* BEGIN Source records *

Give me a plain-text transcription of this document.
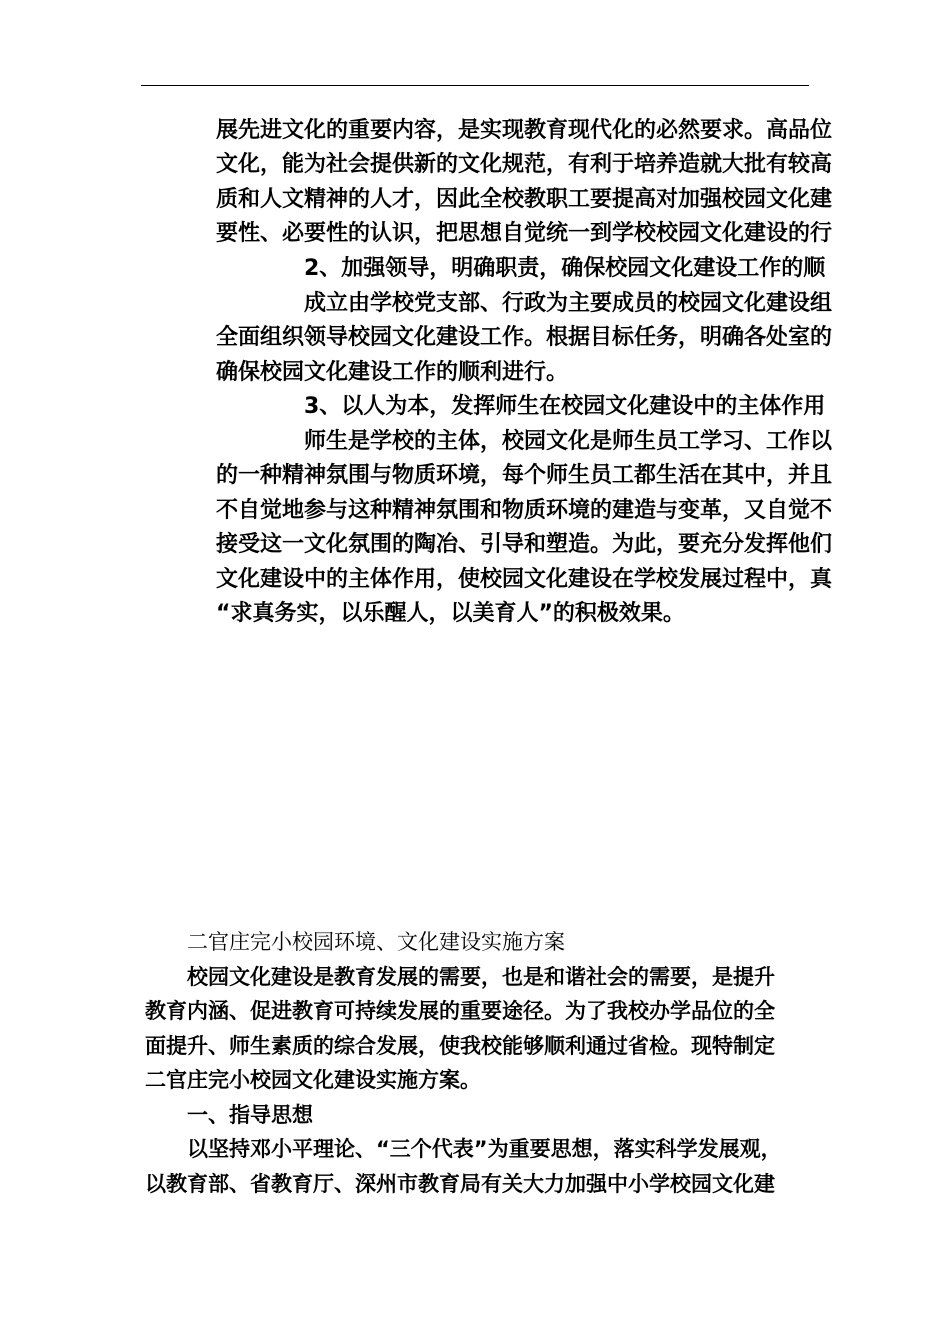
展先进文化的重要内容，是实现教育现代化的必然要求。高品位
文化，能为社会提供新的文化规范，有利于培养造就大批有较高
质和人文精神的人才，因此全校教职工要提高对加强校园文化建
要性、必要性的认识，把思想自觉统一到学校校园文化建设的行
2、加强领导，明确职责，确保校园文化建设工作的顺
成立由学校党支部、行政为主要成员的校园文化建设组
全面组织领导校园文化建设工作。根据目标任务，明确各处室的
确保校园文化建设工作的顺利进行。
3、以人为本，发挥师生在校园文化建设中的主体作用
师生是学校的主体，校园文化是师生员工学习、工作以
的一种精神氛围与物质环境，每个师生员工都生活在其中，并且
不自觉地参与这种精神氛围和物质环境的建造与变革，又自觉不
接受这一文化氛围的陶冶、引导和塑造。为此，要充分发挥他们
文化建设中的主体作用，使校园文化建设在学校发展过程中，真
“求真务实，以乐醒人，以美育人”的积极效果。
二官庄完小校园环境、文化建设实施方案
校园文化建设是教育发展的需要，也是和谐社会的需要，是提升
教育内涵、促进教育可持续发展的重要途径。为了我校办学品位的全
面提升、师生素质的综合发展，使我校能够顺利通过省检。现特制定
二官庄完小校园文化建设实施方案。
一、指导思想
以坚持邓小平理论、“三个代表”为重要思想，落实科学发展观，
以教育部、省教育厅、深州市教育局有关大力加强中小学校园文化建
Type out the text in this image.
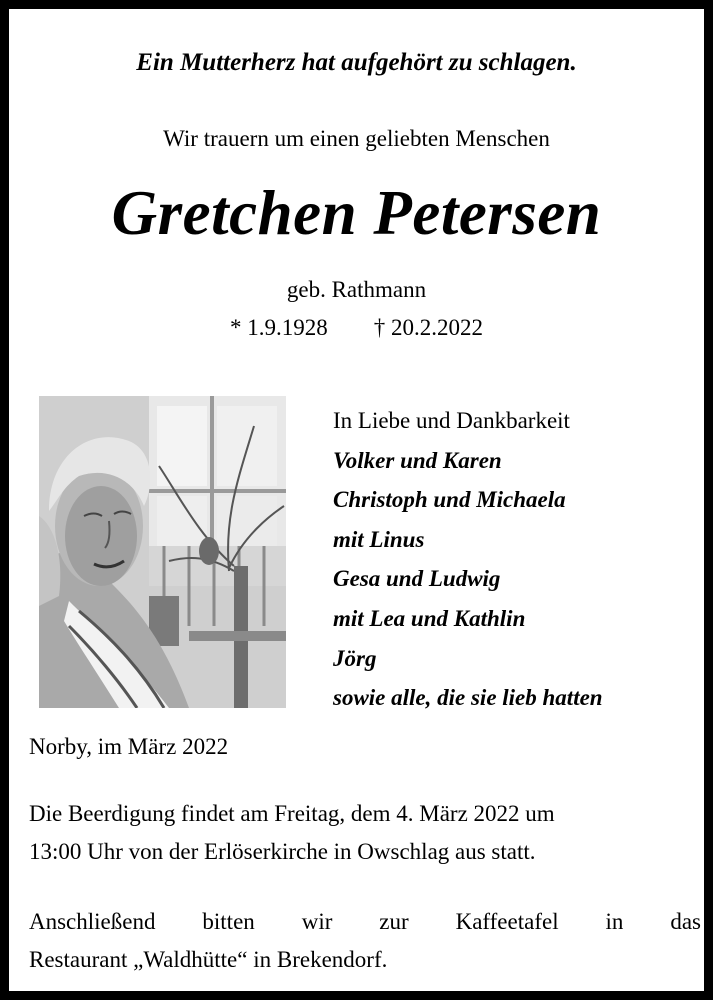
Ein Mutterherz hat aufgehört zu schlagen.
Wir trauern um einen geliebten Menschen
Gretchen Petersen
geb. Rathmann
* 1.9.1928 † 20.2.2022
In Liebe und Dankbarkeit
Volker und Karen
Christoph und Michaela
mit Linus
Gesa und Ludwig
mit Lea und Kathlin
Jörg
sowie alle, die sie lieb hatten
Norby, im März 2022
Die Beerdigung findet am Freitag, dem 4. März 2022 um
13:00 Uhr von der Erlöserkirche in Owschlag aus statt.
Anschließend bitten wir zur Kaffeetafel in das
Restaurant „Waldhütte“ in Brekendorf.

* END Source records *

→ **Required task**:
Reproduce verbatim, and only, the lines starting at the one that contains "Type out the text in this image." and ending with the final line of the records; leave out the pictures.

→ **Response to the task**:
Type out the text in this image.
Ein Mutterherz hat aufgehört zu schlagen.
Wir trauern um einen geliebten Menschen
Gretchen Petersen
geb. Rathmann
* 1.9.1928 † 20.2.2022
In Liebe und Dankbarkeit
Volker und Karen
Christoph und Michaela
mit Linus
Gesa und Ludwig
mit Lea und Kathlin
Jörg
sowie alle, die sie lieb hatten
Norby, im März 2022
Die Beerdigung findet am Freitag, dem 4. März 2022 um
13:00 Uhr von der Erlöserkirche in Owschlag aus statt.
Anschließend bitten wir zur Kaffeetafel in das
Restaurant „Waldhütte“ in Brekendorf.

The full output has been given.